▸ **Brano citato**
• • •

Non è un caso come anche politici in vista cadano nella tentazione di manifestare la propria virilità quando si trovano di fronte ad una interlocutrice: l’allora capogruppo liberale Brüderle, Fdp, allora al governo con il partito di Merkel Cdu, venne nel 2013 venne denunciato pubblicamente da una giornalista di cui l’incauto aveva goffamente apprezzato il decolleté, ritenendo che di fronte a una donna, indipendentemente dalla posizione degli interlocutori, dalla situazione e dal livello di intimità, l’uomo debba per forza comportarsi come se decenni di lotte per l’uguale dignità delle donne non avessero lascia traccia nelle loro teste.
Ma c’è davvero bisogno di ricordare a Lucia Annunziata*, per tornare allo scalpore suscitato in Italia, che il sessismo non è prerogativa dell’Islam? Ma quante streghe ha mandato al rogo la cultura cristiana? E quanta misoginia diffusa nella “cattolicissima” Italia? I femminicidi sono forse un capitolo chiuso? Per dirla terra terra e restare nel Paese del Vaticano, le donne in Italia NON sono mai state nel “migliore” dei casi palpeggiate sull’autobus o in metro? O destinatarie di gesti volgari per strada? Che forse è un fenomeno che compare con i migranti? Basta muoversi da sole, specie se di sera, per essere vittima o oggetto di osservazioni o “complimenti” indesiderati, addirittura da parte di tassisti, o addirittura di forze dell’ordine, come si vede in un recente video in internet. E non vi siete mai chieste guidando da sole in autostrada come fanno i camionisti a riconoscere che siete donne e che cavolo hanno da strombazzare e giocare con i fari? Ma dove vive Annunziata? O ci si ricorda di essere femministe, fregandosi di quante donne sono vittima di violenze in Europa, solo quando si tratta di indire crociate contro l’Islam? Quanto fervore fondamentalista nell’evocare addirittura attacchi sistematici alla civiltà europea!
A spingersi così lontano in Germania, almeno in termini così espliciti, e ad assumere posizioni estremamente razziste sono in primo luogo il movimento fanatico Pegida (contro la supposta islamizzazione dell’occidente) e il partito AfD, Alternativa per la Germania, che oscilla tra l’otto e il dieci percento.

• • •

▸ **Esercizi proposti**
1. Riporti fedelmente la parte del brano che comincia con «Non è un caso» e termina con «nelle loro teste.».
2. Elenchi tutti i partiti e i movimenti politici nominati nel brano.

• • •

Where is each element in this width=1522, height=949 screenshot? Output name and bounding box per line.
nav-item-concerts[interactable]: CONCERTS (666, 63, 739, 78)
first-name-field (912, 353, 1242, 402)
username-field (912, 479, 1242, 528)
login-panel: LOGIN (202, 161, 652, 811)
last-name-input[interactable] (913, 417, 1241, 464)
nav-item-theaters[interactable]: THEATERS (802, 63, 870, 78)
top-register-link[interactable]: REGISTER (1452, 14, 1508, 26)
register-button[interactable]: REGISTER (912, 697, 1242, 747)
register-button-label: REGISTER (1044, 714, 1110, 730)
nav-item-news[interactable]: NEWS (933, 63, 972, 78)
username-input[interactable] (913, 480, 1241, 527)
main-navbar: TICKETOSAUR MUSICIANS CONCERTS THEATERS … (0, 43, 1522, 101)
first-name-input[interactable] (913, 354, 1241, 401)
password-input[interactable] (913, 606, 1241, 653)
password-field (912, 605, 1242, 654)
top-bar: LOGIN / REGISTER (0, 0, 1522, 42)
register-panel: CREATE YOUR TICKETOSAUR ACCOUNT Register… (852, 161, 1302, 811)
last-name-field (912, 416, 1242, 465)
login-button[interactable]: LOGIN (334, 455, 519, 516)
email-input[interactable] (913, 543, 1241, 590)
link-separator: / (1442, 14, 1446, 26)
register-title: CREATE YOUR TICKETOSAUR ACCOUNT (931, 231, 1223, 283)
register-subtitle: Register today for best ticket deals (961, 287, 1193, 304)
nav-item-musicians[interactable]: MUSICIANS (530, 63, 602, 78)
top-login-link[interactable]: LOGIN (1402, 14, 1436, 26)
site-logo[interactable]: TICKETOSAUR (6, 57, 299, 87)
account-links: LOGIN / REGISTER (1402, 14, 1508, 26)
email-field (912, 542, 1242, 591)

• • •

▸ **Soluzioni per esercizio**
1.
Non è un caso come anche politici in vista cadano nella tentazione di manifestare la propria virilità quando si trovano di fronte ad una interlocutrice: l’allora capogruppo liberale Brüderle, Fdp, allora al governo con il partito di Merkel Cdu, venne nel 2013 venne denunciato pubblicamente da una giornalista di cui l’incauto aveva goffamente apprezzato il decolleté, ritenendo che di fronte a una donna, indipendentemente dalla posizione degli interlocutori, dalla situazione e dal livello di intimità, l’uomo debba per forza comportarsi come se decenni di lotte per l’uguale dignità delle donne non avessero lascia traccia nelle loro teste.

2. Fdp, Cdu, Pegida, AfD (Alternativa per la Germania)